Demographic and economic challenges
Unemployment and reliance on subsidized goods
Population pyramid in 2005. Many of those 30 and younger are educated citizens who are experiencing difficulty finding work.
The population of Egypt grew from 30,083,419 in 1966 to roughly 79,000,000 by 2008. The vast majority of Egyptians live in the limited spaces near the banks of the Nile River, in an area of about 40,000 square kilometers (15,000 sq mi), where the only arable land is found. In late 2010 around 40% of Egypt’s population of just under 80 million lived on the fiscal income equivalent of roughly US$2 per day, with a large part of the population relying on subsidized goods.
According to the Peterson Institute for International Economics and other proponents of demographic structural approach (cliodynamics), a basic problem in Egypt is unemployment driven by a demographic youth bulge: with the number of new people entering the job force at about 4% a year, unemployment in Egypt is almost 10 times as high for college graduates as it is for people who have gone through elementary school, particularly educated urban youth—the same people who were out in the streets during the revolution.
Poor living conditions and economic conditions
A poor neighbourhood in Cairo
Egypt’s economy was highly centralised during the tenure of President Gamal Abdel Nasser but opened up considerably under President Anwar Sadat and Mubarak. From 2004 to 2008 the Mubarak-led government aggressively pursued economic reforms to attract foreign investment and facilitate GDP growth, but postponed further economic reforms because of global economic turmoil. The international economic downturn slowed Egypt’s GDP growth to 4.5% in 2009. In 2010 analysts said the government of Prime Minister Ahmed Nazif would need to restart economic reforms to attract foreign investment, boost growth, and improve economic conditions. Despite high levels of national economic growth over the past few years, living conditions for the average Egyptian remained poor, though better than many other countries in Africa.
Corruption among government officials
Political corruption in the Mubarak administration’s Ministry of Interior rose dramatically due to the increased level of control over the institutional system necessary to prolong the presidency. The rise to power of powerful businessmen in the NDP, in the government, and in the People’s Assembly led to massive waves of anger during the years of Prime Minister Ahmed Nazif’s government. An example is Ahmed Ezz’s monopolising the steel industry in Egypt by holding more than 60% of the market share. Aladdin Elaasar, an Egyptian biographer and an American professor, estimated that the Mubarak family was worth from $50 to $70 billion.

= = = = = = =

▶ [SHORT PROBLEM]
Please answer these from the text on Egypt's demographic and economic challenges:
(a) What was Egypt's population in 1966?
(b) To what rate did the international downturn slow Egypt's GDP growth in 2009?
(c) What share of the steel market did Ahmed Ezz hold?
The material after this text is drawn from a separate source.

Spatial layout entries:

= = = = = = =

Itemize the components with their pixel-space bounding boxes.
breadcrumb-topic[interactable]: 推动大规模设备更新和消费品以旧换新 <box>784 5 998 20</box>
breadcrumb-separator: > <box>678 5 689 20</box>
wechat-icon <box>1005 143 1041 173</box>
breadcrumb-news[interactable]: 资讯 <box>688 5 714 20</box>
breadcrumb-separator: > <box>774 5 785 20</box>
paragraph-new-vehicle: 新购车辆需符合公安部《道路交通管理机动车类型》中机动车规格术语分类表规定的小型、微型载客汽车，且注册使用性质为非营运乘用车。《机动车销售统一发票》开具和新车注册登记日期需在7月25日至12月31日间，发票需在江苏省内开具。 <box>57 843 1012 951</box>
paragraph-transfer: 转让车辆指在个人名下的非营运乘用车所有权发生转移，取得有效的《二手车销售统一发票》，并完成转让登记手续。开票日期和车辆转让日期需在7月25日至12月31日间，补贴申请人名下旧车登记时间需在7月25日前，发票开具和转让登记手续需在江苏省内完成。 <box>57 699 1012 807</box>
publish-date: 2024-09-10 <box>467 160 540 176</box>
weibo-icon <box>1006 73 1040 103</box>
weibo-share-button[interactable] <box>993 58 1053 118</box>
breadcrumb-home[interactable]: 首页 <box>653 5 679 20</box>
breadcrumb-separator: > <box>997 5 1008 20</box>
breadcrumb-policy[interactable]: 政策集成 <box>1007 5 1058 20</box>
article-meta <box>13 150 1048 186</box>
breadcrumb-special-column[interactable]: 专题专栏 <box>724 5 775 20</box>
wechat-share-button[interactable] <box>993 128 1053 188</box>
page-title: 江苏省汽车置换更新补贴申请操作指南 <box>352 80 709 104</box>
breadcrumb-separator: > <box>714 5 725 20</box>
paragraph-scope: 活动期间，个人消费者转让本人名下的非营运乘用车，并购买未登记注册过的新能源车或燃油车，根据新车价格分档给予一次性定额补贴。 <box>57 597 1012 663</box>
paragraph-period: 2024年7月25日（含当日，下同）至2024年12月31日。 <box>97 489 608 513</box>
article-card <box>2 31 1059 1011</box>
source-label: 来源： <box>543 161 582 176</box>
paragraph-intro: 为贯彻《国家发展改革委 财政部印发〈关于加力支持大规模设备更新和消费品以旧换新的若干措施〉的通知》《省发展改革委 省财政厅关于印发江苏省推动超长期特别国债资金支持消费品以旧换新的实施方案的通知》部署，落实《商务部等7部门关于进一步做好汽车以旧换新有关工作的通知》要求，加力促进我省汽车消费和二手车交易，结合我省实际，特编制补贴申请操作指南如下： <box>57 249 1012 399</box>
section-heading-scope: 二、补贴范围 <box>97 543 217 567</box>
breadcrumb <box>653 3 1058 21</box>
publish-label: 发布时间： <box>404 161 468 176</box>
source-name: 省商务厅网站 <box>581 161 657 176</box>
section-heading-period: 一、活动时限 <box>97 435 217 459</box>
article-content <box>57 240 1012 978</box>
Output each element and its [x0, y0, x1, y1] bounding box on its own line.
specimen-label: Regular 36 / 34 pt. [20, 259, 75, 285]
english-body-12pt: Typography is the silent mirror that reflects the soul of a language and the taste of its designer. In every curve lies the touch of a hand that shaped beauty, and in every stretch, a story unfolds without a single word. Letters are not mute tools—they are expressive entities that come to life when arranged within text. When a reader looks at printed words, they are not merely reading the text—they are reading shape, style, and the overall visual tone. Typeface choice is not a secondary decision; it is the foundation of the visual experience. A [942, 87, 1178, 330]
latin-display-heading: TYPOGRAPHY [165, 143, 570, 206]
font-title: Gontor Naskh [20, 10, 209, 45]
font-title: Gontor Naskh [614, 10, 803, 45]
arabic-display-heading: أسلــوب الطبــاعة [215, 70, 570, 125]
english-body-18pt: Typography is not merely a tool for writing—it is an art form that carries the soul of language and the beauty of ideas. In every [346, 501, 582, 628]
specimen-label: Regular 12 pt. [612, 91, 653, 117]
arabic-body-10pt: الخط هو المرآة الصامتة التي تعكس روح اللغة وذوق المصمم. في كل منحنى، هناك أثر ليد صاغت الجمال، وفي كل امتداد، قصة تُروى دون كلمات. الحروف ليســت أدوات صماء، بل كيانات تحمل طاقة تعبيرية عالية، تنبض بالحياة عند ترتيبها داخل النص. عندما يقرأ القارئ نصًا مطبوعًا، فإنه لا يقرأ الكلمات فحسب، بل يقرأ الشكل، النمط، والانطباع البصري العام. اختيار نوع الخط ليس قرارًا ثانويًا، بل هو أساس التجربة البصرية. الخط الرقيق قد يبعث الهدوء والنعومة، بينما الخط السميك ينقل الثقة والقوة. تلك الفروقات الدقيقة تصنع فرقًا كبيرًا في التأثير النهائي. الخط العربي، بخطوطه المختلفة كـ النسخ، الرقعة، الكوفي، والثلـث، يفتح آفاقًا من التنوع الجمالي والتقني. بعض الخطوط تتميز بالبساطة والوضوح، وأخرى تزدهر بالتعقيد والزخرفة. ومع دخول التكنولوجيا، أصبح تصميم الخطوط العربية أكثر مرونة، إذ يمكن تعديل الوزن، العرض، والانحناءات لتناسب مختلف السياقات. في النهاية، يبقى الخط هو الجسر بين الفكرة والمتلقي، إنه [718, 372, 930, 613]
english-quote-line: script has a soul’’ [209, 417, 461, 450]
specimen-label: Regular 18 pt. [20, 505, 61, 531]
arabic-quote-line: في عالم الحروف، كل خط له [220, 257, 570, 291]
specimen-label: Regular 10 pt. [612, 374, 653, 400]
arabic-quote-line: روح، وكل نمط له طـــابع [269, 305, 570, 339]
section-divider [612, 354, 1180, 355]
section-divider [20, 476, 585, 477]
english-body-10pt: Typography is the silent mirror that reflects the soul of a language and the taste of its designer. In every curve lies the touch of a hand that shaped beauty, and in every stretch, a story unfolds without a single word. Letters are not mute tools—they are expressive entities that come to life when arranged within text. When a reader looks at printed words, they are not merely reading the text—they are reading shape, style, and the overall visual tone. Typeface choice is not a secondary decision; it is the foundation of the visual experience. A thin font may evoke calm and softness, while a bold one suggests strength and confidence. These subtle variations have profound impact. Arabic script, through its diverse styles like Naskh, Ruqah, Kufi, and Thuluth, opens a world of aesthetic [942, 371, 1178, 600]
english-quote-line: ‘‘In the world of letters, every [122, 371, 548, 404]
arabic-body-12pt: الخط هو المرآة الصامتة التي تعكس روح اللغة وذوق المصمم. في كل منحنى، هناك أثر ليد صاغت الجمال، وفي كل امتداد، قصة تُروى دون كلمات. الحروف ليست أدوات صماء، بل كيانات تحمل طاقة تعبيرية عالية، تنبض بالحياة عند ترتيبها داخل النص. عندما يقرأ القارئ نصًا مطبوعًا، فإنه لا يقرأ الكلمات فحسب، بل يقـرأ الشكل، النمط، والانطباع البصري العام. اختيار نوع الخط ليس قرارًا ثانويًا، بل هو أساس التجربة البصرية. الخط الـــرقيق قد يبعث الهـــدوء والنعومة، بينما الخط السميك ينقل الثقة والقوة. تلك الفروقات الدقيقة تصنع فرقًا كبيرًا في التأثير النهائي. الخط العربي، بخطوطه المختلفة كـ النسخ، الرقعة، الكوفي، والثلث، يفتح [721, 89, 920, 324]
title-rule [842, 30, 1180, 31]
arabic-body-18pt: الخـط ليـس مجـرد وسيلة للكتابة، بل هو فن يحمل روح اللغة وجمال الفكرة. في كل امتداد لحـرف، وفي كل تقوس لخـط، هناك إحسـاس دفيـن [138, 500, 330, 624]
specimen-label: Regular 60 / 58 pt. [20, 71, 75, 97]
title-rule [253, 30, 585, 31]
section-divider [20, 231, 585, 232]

= = = = = = =

▶ [EXERCISE ANSWER]
(a) 30,083,419
(b) 4.5%
(c) More than 60%